▸ **What you will do**: Transcribe the data in full and exactly, omitting any pictures.
----
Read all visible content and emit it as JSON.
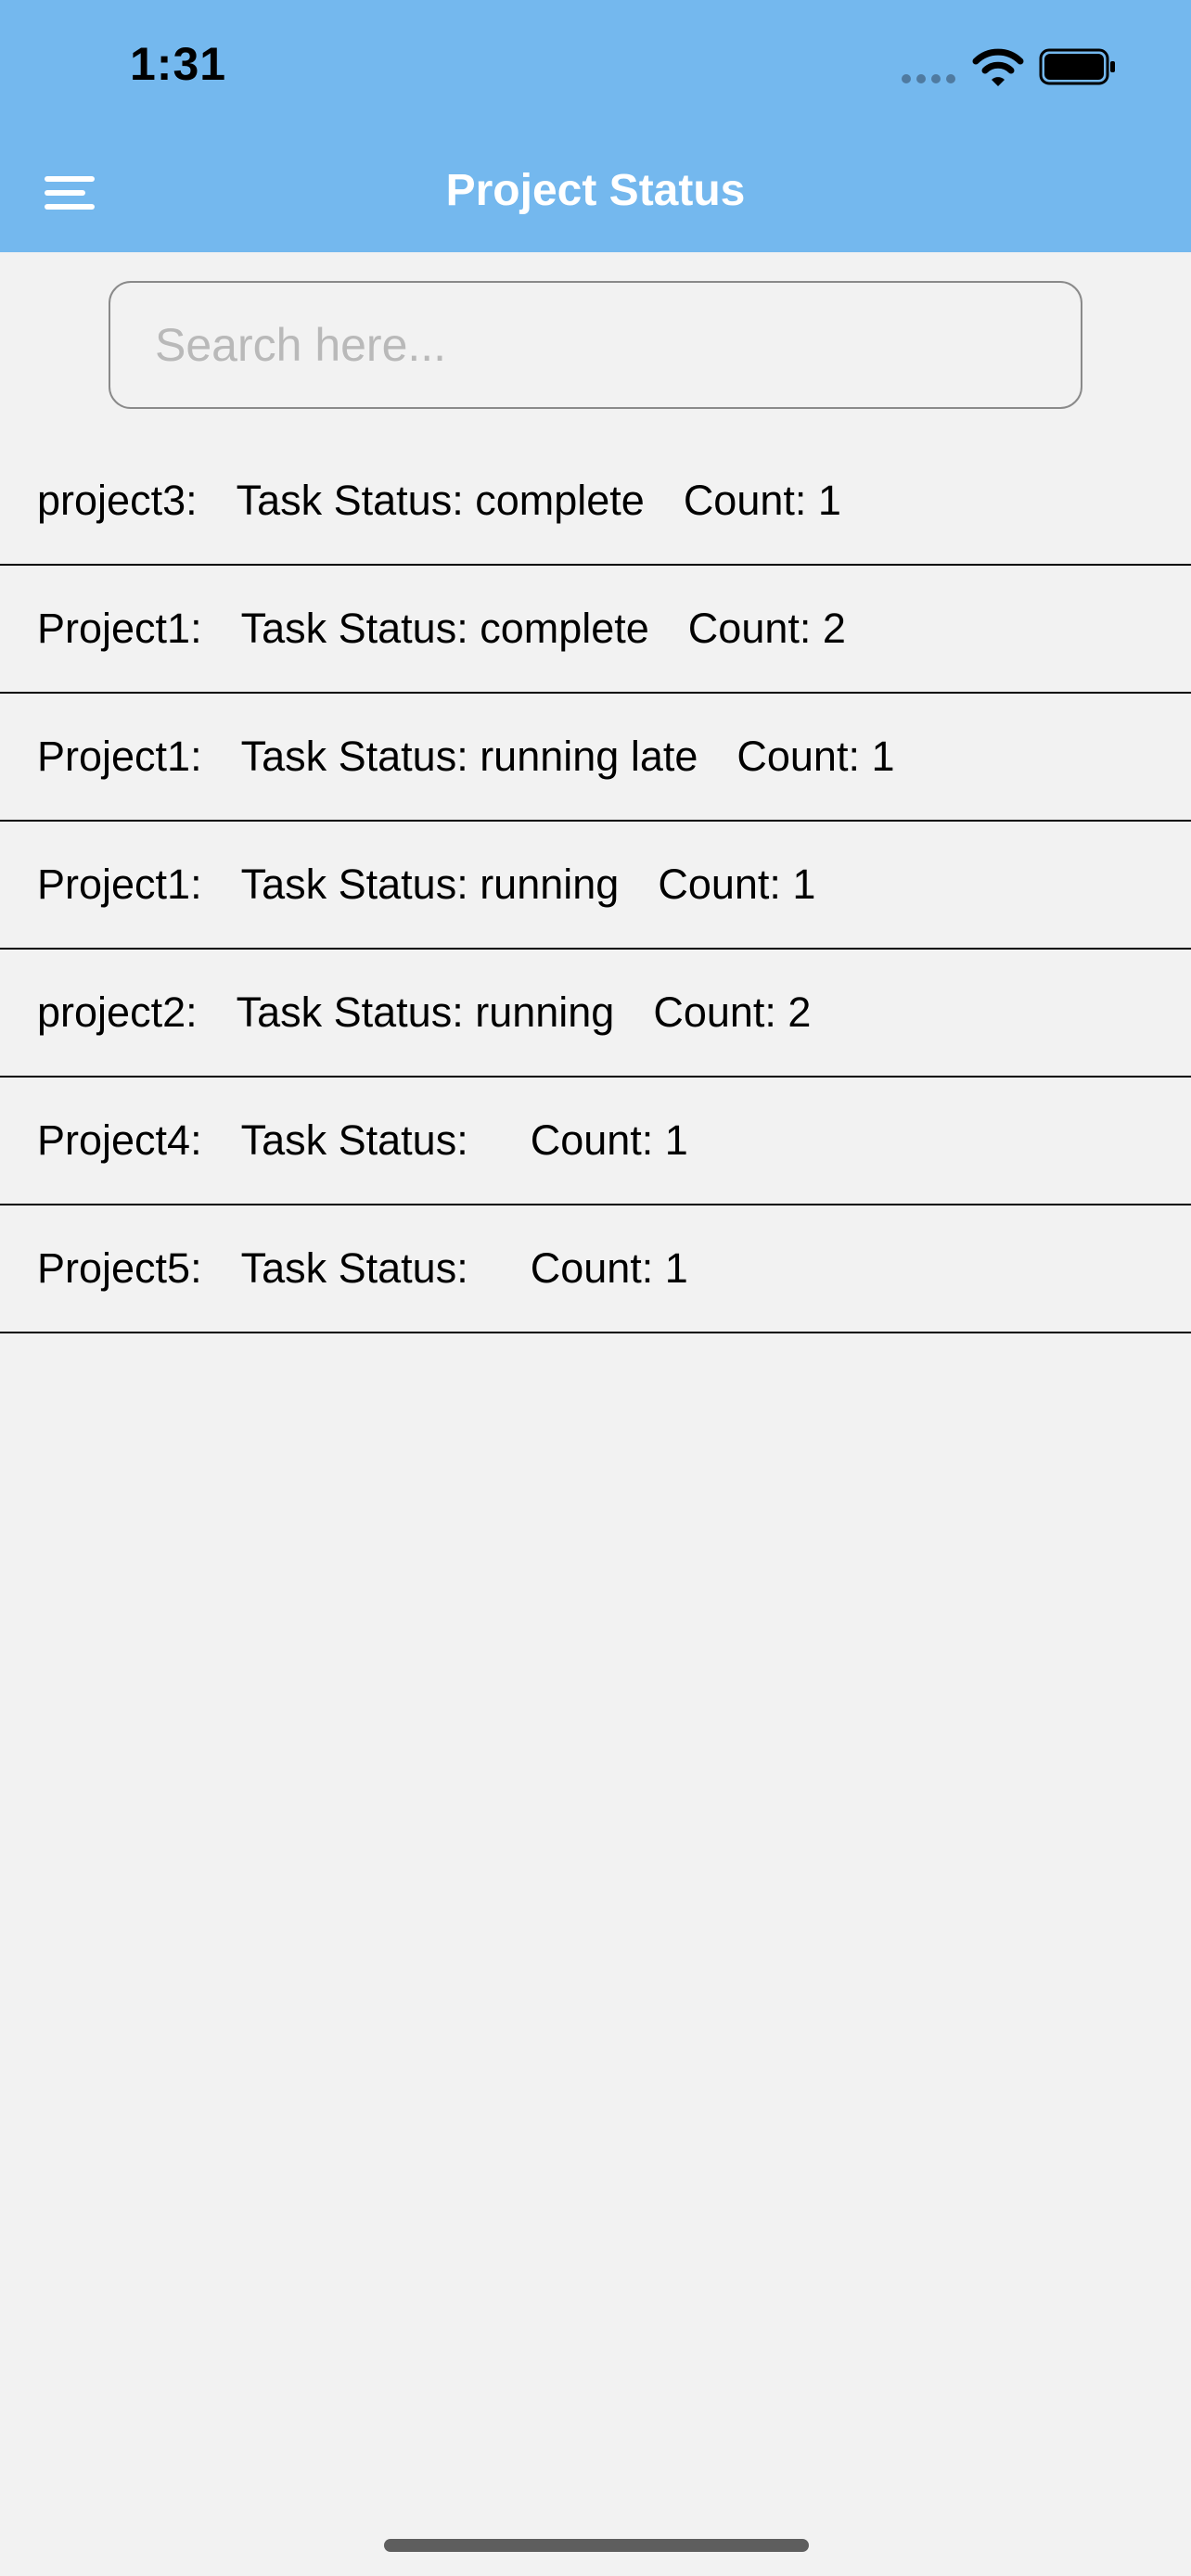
{
  "status_bar": {
    "time": "1:31"
  },
  "header": {
    "title": "Project Status",
    "background_color": "#74b8ee",
    "menu_icon": "hamburger-menu-icon"
  },
  "search": {
    "placeholder": "Search here...",
    "value": ""
  },
  "list": {
    "items": [
      {
        "project": "project3:",
        "status": "Task Status: complete",
        "count": "Count: 1"
      },
      {
        "project": "Project1:",
        "status": "Task Status: complete",
        "count": "Count: 2"
      },
      {
        "project": "Project1:",
        "status": "Task Status: running late",
        "count": "Count: 1"
      },
      {
        "project": "Project1:",
        "status": "Task Status: running",
        "count": "Count: 1"
      },
      {
        "project": "project2:",
        "status": "Task Status: running",
        "count": "Count: 2"
      },
      {
        "project": "Project4:",
        "status": "Task Status:  ",
        "count": "Count: 1"
      },
      {
        "project": "Project5:",
        "status": "Task Status:  ",
        "count": "Count: 1"
      }
    ]
  }
}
----
▸ **Task result**:
Read all visible content and emit it as JSON.
{
  "status_bar": {
    "time": "1:31"
  },
  "header": {
    "title": "Project Status",
    "background_color": "#74b8ee",
    "menu_icon": "hamburger-menu-icon"
  },
  "search": {
    "placeholder": "Search here...",
    "value": ""
  },
  "list": {
    "items": [
      {
        "project": "project3:",
        "status": "Task Status: complete",
        "count": "Count: 1"
      },
      {
        "project": "Project1:",
        "status": "Task Status: complete",
        "count": "Count: 2"
      },
      {
        "project": "Project1:",
        "status": "Task Status: running late",
        "count": "Count: 1"
      },
      {
        "project": "Project1:",
        "status": "Task Status: running",
        "count": "Count: 1"
      },
      {
        "project": "project2:",
        "status": "Task Status: running",
        "count": "Count: 2"
      },
      {
        "project": "Project4:",
        "status": "Task Status:  ",
        "count": "Count: 1"
      },
      {
        "project": "Project5:",
        "status": "Task Status:  ",
        "count": "Count: 1"
      }
    ]
  }
}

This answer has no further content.